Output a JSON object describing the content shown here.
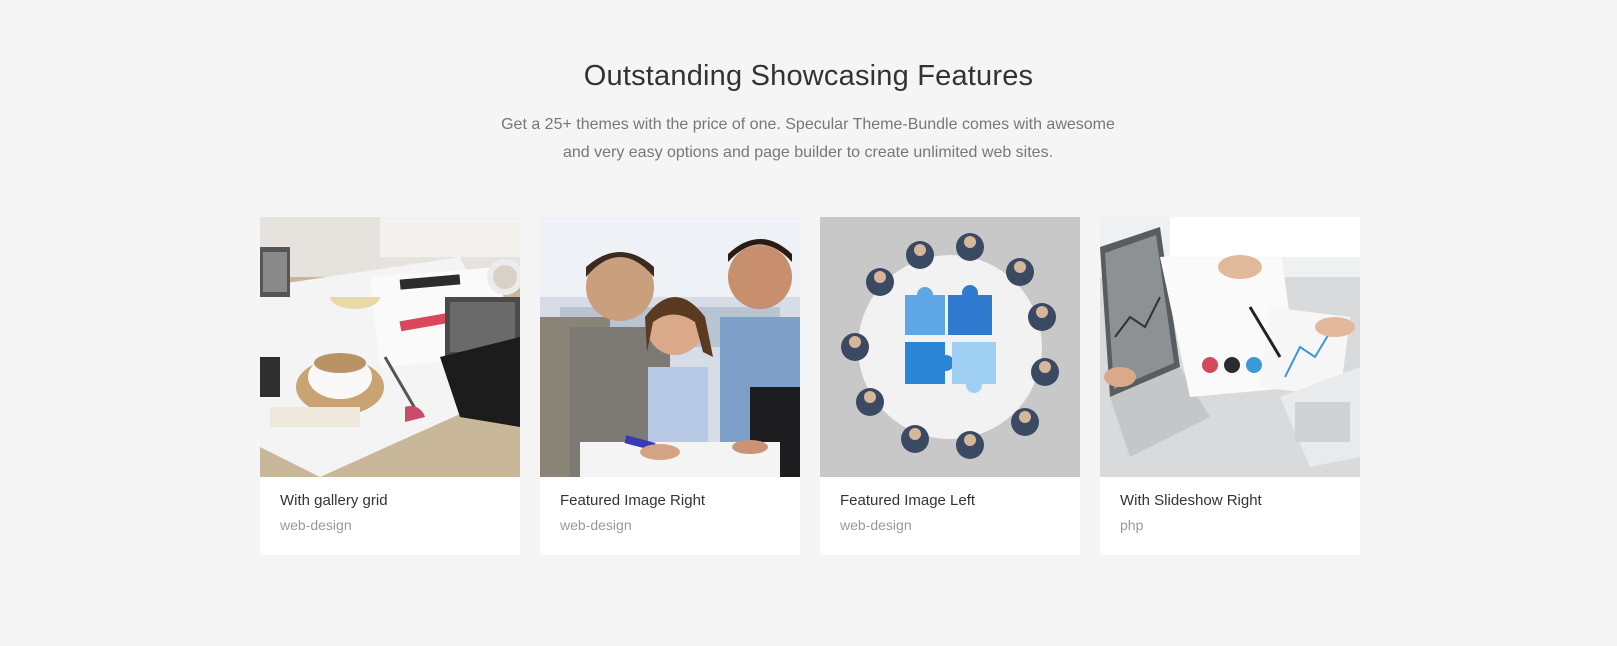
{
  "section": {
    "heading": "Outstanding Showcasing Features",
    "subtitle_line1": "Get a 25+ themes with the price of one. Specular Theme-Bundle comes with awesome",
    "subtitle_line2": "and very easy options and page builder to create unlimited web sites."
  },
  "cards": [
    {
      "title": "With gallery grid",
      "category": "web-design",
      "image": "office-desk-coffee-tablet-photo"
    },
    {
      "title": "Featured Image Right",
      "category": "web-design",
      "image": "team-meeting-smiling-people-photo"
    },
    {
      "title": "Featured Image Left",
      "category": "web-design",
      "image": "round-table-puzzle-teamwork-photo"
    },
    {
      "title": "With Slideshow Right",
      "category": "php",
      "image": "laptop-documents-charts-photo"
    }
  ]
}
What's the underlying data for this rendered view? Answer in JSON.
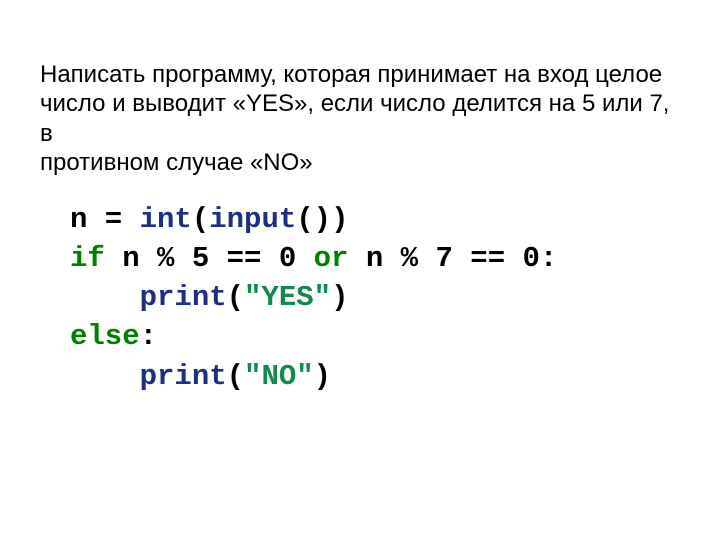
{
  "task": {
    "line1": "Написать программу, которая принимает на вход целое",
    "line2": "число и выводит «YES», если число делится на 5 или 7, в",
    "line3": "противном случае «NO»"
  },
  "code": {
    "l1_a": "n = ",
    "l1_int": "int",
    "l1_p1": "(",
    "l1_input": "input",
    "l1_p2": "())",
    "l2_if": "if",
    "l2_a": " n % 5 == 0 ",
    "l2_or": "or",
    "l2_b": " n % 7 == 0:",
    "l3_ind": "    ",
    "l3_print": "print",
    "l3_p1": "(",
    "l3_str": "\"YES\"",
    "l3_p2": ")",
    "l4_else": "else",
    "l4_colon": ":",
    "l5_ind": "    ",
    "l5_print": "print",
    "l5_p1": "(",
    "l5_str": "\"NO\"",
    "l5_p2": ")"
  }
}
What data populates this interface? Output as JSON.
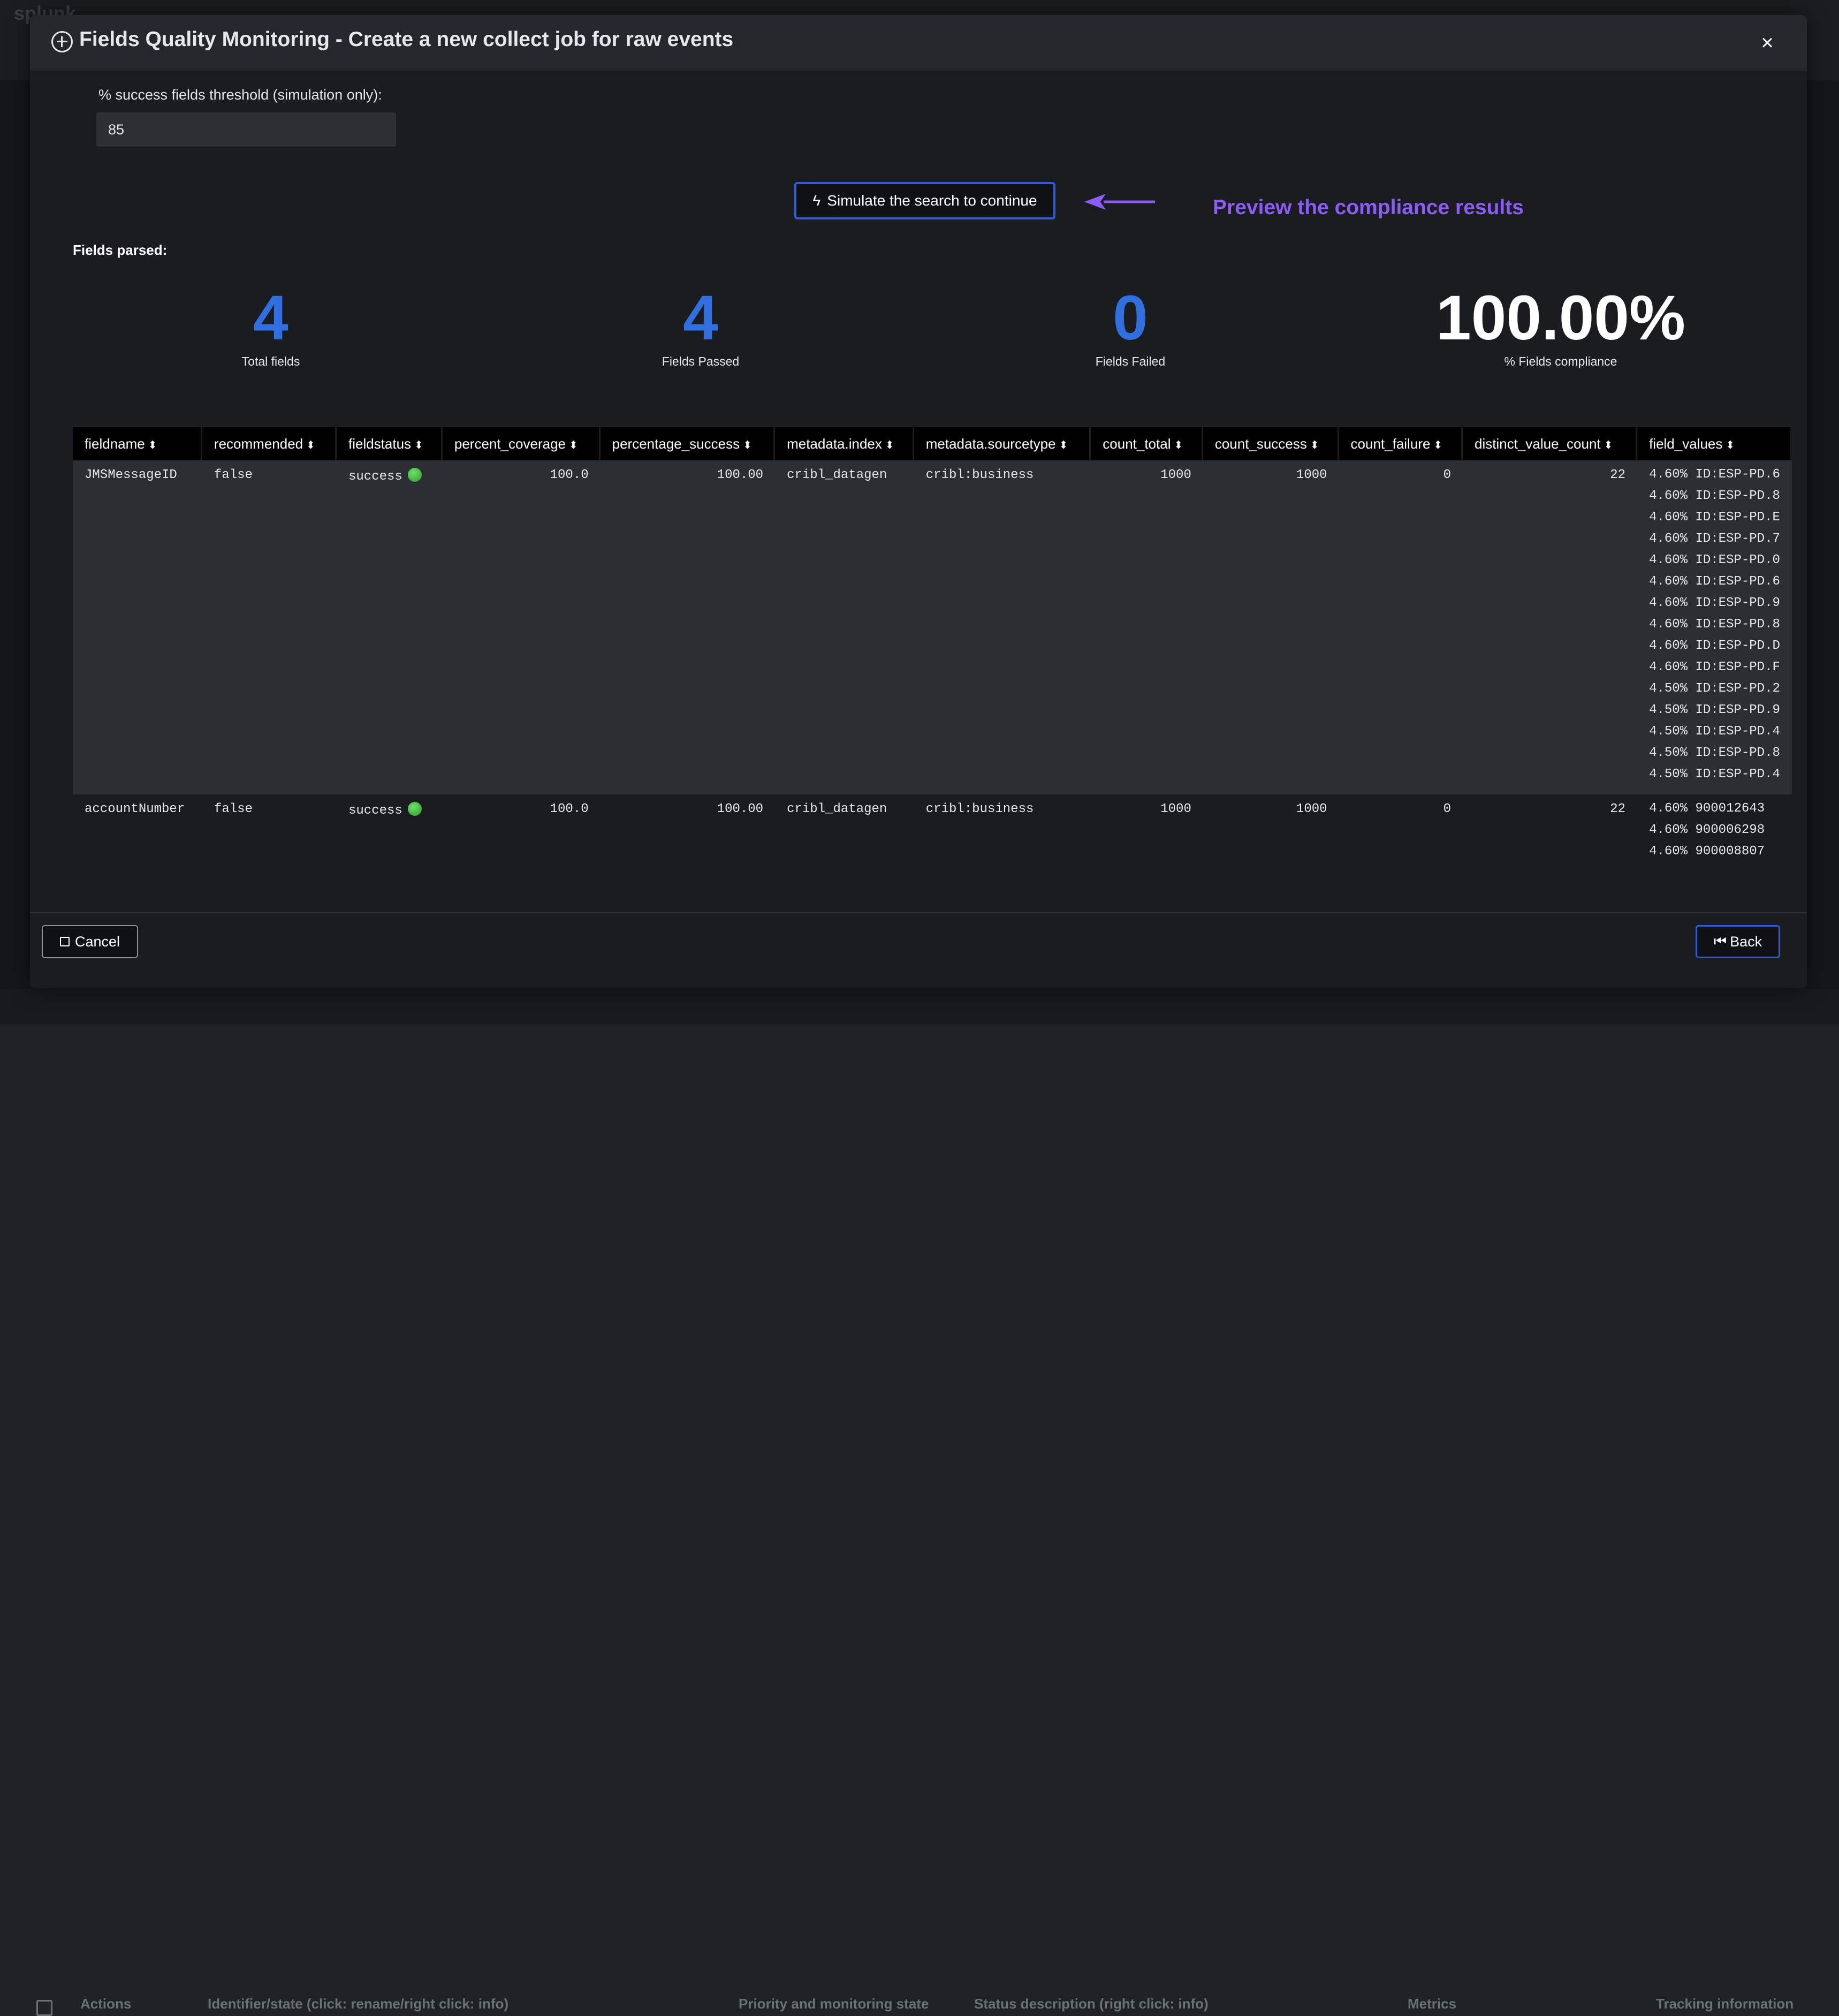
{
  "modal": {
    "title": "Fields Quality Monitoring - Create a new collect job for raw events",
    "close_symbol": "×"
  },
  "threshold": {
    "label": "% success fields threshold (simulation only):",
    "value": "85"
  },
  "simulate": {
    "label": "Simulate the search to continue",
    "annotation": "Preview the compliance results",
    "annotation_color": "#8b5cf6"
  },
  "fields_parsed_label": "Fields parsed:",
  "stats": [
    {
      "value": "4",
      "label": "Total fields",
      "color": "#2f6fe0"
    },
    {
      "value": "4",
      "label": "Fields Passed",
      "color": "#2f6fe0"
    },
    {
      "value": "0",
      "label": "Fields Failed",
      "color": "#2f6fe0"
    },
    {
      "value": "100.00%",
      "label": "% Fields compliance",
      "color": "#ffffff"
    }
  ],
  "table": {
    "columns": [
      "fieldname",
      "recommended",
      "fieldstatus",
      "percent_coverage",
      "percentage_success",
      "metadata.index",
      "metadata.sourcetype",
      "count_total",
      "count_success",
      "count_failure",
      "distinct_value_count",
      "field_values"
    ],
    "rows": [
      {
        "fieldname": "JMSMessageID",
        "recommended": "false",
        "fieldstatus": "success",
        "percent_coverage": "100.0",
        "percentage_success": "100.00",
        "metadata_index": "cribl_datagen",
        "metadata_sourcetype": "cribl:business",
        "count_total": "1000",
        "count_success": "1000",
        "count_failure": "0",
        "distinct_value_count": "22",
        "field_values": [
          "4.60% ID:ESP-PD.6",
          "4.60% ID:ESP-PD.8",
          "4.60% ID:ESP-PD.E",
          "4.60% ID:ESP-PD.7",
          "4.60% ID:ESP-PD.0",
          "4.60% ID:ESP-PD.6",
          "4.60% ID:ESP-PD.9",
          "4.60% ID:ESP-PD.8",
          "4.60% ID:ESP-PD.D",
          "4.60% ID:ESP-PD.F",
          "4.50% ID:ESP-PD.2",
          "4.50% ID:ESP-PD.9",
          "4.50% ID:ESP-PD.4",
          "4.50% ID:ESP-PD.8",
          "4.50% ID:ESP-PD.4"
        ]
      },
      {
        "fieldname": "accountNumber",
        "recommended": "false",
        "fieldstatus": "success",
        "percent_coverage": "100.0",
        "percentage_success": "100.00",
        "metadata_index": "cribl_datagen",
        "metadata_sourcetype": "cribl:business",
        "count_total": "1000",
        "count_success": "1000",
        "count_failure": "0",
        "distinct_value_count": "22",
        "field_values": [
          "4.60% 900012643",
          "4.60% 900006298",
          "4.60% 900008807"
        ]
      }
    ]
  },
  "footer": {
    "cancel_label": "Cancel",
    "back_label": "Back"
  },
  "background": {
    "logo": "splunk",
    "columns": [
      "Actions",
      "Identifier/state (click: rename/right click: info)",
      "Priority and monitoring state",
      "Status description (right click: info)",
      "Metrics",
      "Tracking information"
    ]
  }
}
┄┄┄┄┄┄
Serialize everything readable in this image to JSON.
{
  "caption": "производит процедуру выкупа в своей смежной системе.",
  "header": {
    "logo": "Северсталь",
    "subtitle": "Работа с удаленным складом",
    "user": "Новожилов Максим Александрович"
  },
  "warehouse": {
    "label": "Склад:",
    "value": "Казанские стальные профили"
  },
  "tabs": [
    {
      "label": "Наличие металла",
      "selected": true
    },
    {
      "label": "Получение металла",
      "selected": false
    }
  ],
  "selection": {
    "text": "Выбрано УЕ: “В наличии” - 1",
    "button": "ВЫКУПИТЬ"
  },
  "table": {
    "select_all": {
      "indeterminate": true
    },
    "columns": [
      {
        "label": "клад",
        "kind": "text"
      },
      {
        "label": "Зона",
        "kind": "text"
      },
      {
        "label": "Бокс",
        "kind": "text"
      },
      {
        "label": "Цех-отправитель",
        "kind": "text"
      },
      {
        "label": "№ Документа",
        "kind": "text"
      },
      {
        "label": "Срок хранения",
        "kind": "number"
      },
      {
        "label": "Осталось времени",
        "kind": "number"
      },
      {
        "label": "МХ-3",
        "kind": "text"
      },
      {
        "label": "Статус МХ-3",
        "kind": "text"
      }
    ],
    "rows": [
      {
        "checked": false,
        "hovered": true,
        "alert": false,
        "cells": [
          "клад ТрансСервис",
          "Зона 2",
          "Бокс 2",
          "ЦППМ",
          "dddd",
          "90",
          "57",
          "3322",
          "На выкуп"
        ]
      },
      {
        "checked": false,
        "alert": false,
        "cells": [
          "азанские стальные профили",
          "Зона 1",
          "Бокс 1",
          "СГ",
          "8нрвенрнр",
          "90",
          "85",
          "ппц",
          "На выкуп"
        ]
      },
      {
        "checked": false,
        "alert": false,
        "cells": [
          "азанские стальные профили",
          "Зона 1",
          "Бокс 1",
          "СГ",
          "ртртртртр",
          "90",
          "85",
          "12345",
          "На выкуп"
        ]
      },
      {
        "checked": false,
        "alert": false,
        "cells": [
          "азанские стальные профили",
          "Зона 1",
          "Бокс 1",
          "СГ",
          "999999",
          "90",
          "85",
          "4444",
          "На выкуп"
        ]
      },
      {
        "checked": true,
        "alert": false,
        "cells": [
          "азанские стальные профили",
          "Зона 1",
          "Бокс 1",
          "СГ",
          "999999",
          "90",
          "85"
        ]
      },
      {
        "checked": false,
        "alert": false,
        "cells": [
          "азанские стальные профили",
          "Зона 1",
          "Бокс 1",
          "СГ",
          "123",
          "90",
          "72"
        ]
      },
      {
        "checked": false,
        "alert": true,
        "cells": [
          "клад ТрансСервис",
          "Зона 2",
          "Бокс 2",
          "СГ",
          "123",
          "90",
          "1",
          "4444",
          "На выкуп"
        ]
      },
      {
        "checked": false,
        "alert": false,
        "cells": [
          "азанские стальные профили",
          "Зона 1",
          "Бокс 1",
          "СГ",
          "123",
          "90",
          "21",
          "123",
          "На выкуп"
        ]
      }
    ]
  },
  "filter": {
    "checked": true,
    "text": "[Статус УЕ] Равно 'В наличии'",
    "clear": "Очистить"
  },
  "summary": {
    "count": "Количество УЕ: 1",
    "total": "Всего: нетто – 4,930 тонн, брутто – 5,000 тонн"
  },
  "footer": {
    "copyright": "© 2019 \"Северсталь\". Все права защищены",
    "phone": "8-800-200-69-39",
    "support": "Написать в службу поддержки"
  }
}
┄┄┄┄┄┄
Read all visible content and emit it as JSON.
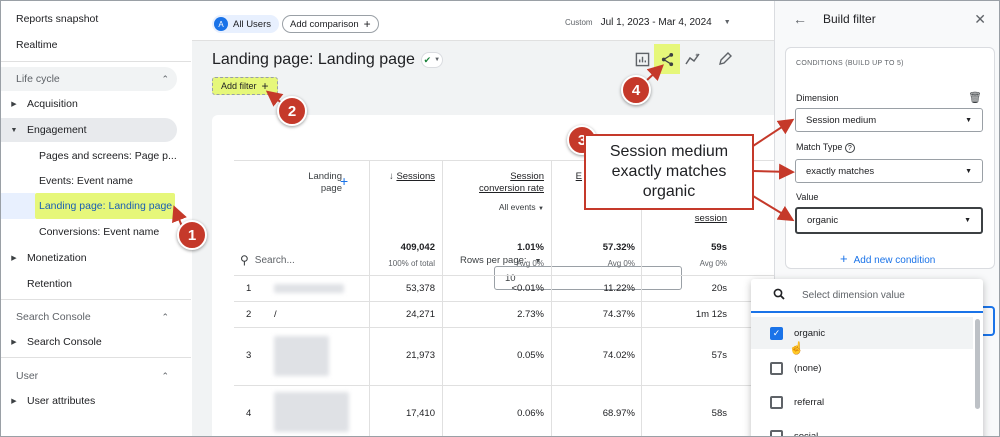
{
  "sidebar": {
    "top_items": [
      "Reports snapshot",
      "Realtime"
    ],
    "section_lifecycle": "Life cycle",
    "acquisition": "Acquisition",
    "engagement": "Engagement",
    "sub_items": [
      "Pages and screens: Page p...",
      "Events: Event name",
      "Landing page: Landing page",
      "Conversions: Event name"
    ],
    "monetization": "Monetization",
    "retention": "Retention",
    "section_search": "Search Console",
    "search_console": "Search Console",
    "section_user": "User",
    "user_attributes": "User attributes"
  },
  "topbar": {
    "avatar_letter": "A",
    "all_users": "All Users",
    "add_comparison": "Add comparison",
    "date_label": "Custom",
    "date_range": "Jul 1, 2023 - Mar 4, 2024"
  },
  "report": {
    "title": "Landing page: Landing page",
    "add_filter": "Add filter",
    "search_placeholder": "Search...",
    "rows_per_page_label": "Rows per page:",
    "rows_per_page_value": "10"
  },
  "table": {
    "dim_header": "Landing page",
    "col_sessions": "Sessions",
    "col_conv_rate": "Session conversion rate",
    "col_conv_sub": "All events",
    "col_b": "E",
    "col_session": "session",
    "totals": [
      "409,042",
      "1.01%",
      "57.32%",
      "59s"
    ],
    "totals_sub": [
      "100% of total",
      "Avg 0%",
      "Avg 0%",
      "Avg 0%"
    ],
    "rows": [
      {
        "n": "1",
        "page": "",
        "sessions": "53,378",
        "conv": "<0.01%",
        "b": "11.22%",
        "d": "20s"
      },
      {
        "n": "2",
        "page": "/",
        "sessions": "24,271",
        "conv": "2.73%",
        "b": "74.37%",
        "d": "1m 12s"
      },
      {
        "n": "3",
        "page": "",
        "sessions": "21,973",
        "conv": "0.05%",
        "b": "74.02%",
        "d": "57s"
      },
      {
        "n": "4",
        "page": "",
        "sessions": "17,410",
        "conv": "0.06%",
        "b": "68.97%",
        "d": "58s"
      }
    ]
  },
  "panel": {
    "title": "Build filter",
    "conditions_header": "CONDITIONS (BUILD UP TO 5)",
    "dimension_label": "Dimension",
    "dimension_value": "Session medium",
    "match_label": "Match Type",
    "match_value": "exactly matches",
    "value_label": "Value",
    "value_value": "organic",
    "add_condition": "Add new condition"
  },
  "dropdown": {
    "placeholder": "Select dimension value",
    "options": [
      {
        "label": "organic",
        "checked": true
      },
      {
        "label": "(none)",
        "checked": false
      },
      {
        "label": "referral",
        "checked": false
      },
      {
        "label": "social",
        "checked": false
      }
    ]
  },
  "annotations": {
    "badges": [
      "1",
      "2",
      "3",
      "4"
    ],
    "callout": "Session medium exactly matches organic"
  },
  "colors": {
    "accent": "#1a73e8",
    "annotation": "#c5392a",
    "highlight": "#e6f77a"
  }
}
┄┄┄┄┄┄
PROBLEM DETAILS ▸
Show each line of the listing that holds the string "options".

ANSWER BELOW ▸
    "subtitle_line2": "and very easy options and page builder to create unlimited web sites."
    "options": [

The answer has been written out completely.